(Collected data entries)
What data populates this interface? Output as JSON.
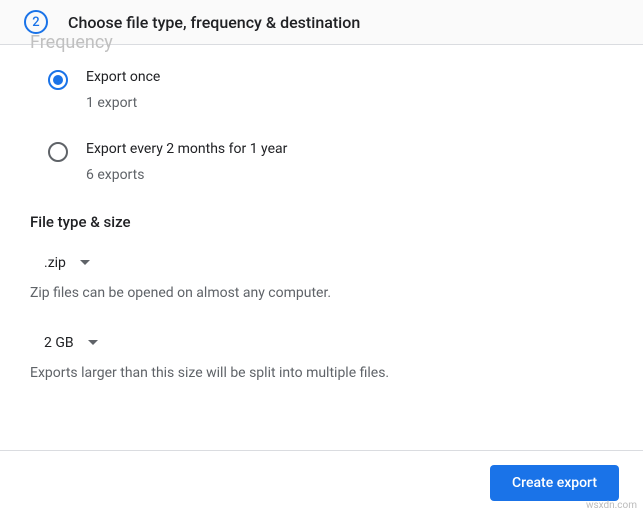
{
  "step": {
    "number": "2",
    "title": "Choose file type, frequency & destination"
  },
  "ghost_heading": "Frequency",
  "frequency": {
    "options": [
      {
        "title": "Export once",
        "sub": "1 export",
        "selected": true
      },
      {
        "title": "Export every 2 months for 1 year",
        "sub": "6 exports",
        "selected": false
      }
    ]
  },
  "filetype_section": {
    "heading": "File type & size",
    "filetype": {
      "value": ".zip",
      "help": "Zip files can be opened on almost any computer."
    },
    "size": {
      "value": "2 GB",
      "help": "Exports larger than this size will be split into multiple files."
    }
  },
  "actions": {
    "create_export": "Create export"
  },
  "watermark": "wsxdn.com"
}
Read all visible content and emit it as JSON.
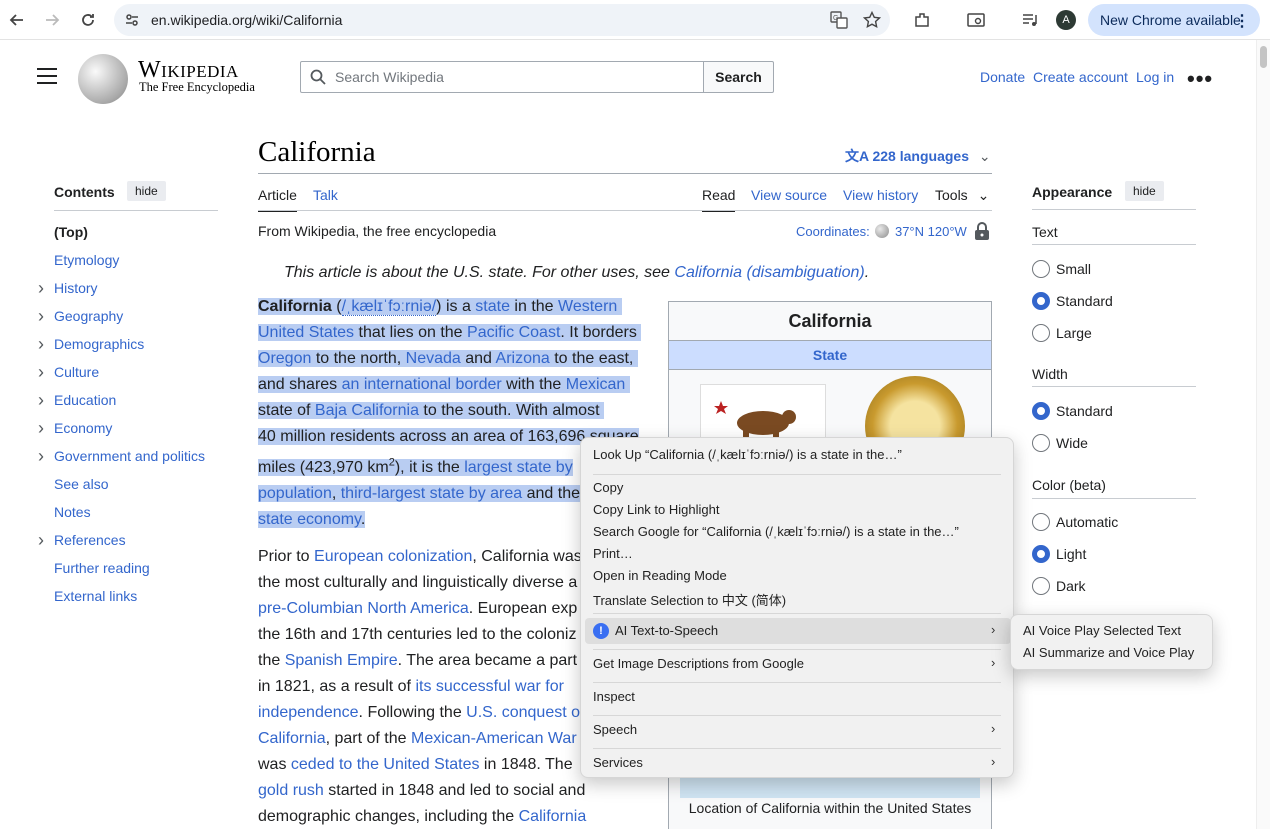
{
  "browser": {
    "url": "en.wikipedia.org/wiki/California",
    "update_label": "New Chrome available",
    "profile_initial": "A"
  },
  "header": {
    "wordmark": "Wikipedia",
    "tagline": "The Free Encyclopedia",
    "search_placeholder": "Search Wikipedia",
    "search_button": "Search",
    "donate": "Donate",
    "create_account": "Create account",
    "log_in": "Log in"
  },
  "toc": {
    "title": "Contents",
    "hide": "hide",
    "items": [
      {
        "label": "(Top)",
        "expandable": false,
        "active": true
      },
      {
        "label": "Etymology",
        "expandable": false
      },
      {
        "label": "History",
        "expandable": true
      },
      {
        "label": "Geography",
        "expandable": true
      },
      {
        "label": "Demographics",
        "expandable": true
      },
      {
        "label": "Culture",
        "expandable": true
      },
      {
        "label": "Education",
        "expandable": true
      },
      {
        "label": "Economy",
        "expandable": true
      },
      {
        "label": "Government and politics",
        "expandable": true
      },
      {
        "label": "See also",
        "expandable": false
      },
      {
        "label": "Notes",
        "expandable": false
      },
      {
        "label": "References",
        "expandable": true
      },
      {
        "label": "Further reading",
        "expandable": false
      },
      {
        "label": "External links",
        "expandable": false
      }
    ]
  },
  "article": {
    "title": "California",
    "languages": "228 languages",
    "tabs": {
      "article": "Article",
      "talk": "Talk",
      "read": "Read",
      "view_source": "View source",
      "view_history": "View history",
      "tools": "Tools"
    },
    "from": "From Wikipedia, the free encyclopedia",
    "coords_label": "Coordinates:",
    "coords_value": "37°N 120°W",
    "hatnote_text": "This article is about the U.S. state. For other uses, see ",
    "hatnote_link": "California (disambiguation)",
    "p1": {
      "l1": [
        "California",
        " (",
        "/ˌkælɪˈfɔːrniə/",
        ") is a ",
        "state",
        " in the ",
        "Western"
      ],
      "l2": [
        "United States",
        " that lies on the ",
        "Pacific Coast",
        ". It borders"
      ],
      "l3": [
        "Oregon",
        " to the north, ",
        "Nevada",
        " and ",
        "Arizona",
        " to the east,"
      ],
      "l4": [
        "and shares ",
        "an international border",
        " with the ",
        "Mexican"
      ],
      "l5": [
        "state of ",
        "Baja California",
        " to the south. With almost"
      ],
      "l6": [
        "40 million residents across an area of 163,696 square"
      ],
      "l7": [
        "miles (423,970 km",
        "2",
        "), it is the ",
        "largest state by"
      ],
      "l8": [
        "population",
        ", ",
        "third-largest state by area",
        " and the"
      ],
      "l9": [
        "state economy",
        "."
      ]
    },
    "p2": {
      "l1": [
        "Prior to ",
        "European colonization",
        ", California was"
      ],
      "l2": [
        "the most culturally and linguistically diverse a"
      ],
      "l3": [
        "pre-Columbian North America",
        ". European exp"
      ],
      "l4": [
        "the 16th and 17th centuries led to the coloniz"
      ],
      "l5": [
        "the ",
        "Spanish Empire",
        ". The area became a part"
      ],
      "l6": [
        "in 1821, as a result of ",
        "its successful war for"
      ],
      "l7": [
        "independence",
        ". Following the ",
        "U.S. conquest o"
      ],
      "l8": [
        "California",
        ", part of the ",
        "Mexican-American War"
      ],
      "l9": [
        "was ",
        "ceded to the United States",
        " in 1848. The "
      ],
      "l10": [
        "gold rush",
        " started in 1848 and led to social and"
      ],
      "l11": [
        "demographic changes, including the ",
        "California"
      ]
    }
  },
  "infobox": {
    "title": "California",
    "subtitle": "State",
    "map_caption": "Location of California within the United States"
  },
  "appearance": {
    "title": "Appearance",
    "hide": "hide",
    "text_label": "Text",
    "text_options": [
      {
        "label": "Small",
        "selected": false
      },
      {
        "label": "Standard",
        "selected": true
      },
      {
        "label": "Large",
        "selected": false
      }
    ],
    "width_label": "Width",
    "width_options": [
      {
        "label": "Standard",
        "selected": true
      },
      {
        "label": "Wide",
        "selected": false
      }
    ],
    "color_label": "Color (beta)",
    "color_options": [
      {
        "label": "Automatic",
        "selected": false
      },
      {
        "label": "Light",
        "selected": true
      },
      {
        "label": "Dark",
        "selected": false
      }
    ]
  },
  "context_menu": {
    "look_up": "Look Up “California (/ˌkælɪˈfɔːrniə/) is a state in the…”",
    "copy": "Copy",
    "copy_link": "Copy Link to Highlight",
    "search_google": "Search Google for “California (/ˌkælɪˈfɔːrniə/) is a state in the…”",
    "print": "Print…",
    "reading_mode": "Open in Reading Mode",
    "translate": "Translate Selection to 中文 (简体)",
    "ai_tts": "AI Text-to-Speech",
    "image_desc": "Get Image Descriptions from Google",
    "inspect": "Inspect",
    "speech": "Speech",
    "services": "Services"
  },
  "submenu": {
    "play_selected": "AI Voice Play Selected Text",
    "summarize": "AI Summarize and Voice Play"
  }
}
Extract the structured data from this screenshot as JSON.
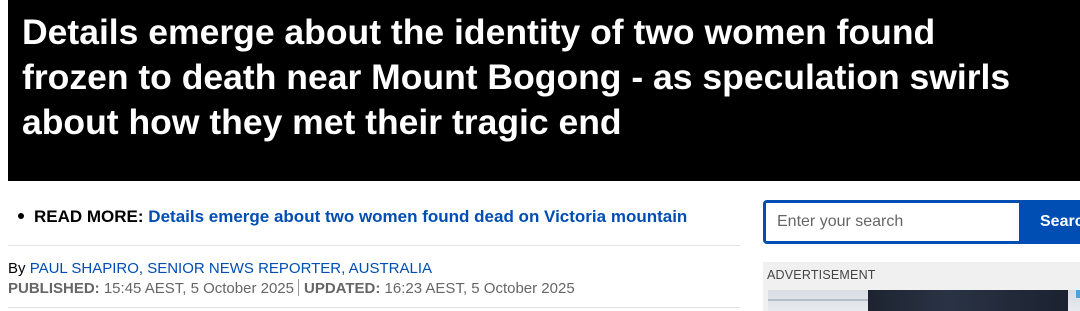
{
  "headline": {
    "lines": [
      "Details emerge about the identity of two women found",
      "frozen to death near Mount Bogong - as speculation swirls",
      "about how they met their tragic end"
    ]
  },
  "read_more": {
    "label": "READ MORE:",
    "link_text": "Details emerge about two women found dead on Victoria mountain"
  },
  "byline": {
    "prefix": "By",
    "author": "PAUL SHAPIRO, SENIOR NEWS REPORTER, AUSTRALIA",
    "published_label": "PUBLISHED:",
    "published_value": "15:45 AEST, 5 October 2025",
    "updated_label": "UPDATED:",
    "updated_value": "16:23 AEST, 5 October 2025"
  },
  "search": {
    "placeholder": "Enter your search",
    "button_label": "Search"
  },
  "advertisement": {
    "label": "ADVERTISEMENT"
  },
  "colors": {
    "headline_background": "#000000",
    "link_blue": "#004db3",
    "search_accent": "#004db3"
  }
}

**WHAT YOU NEED TO DO**
Copy every line of the records above that holds the word "from".

**FINAL RESULT**
    "from": "From Wikipedia, the free encyclopedia",
    "image_desc": "Get Image Descriptions from Google",
Extract the structured data from this screenshot as JSON.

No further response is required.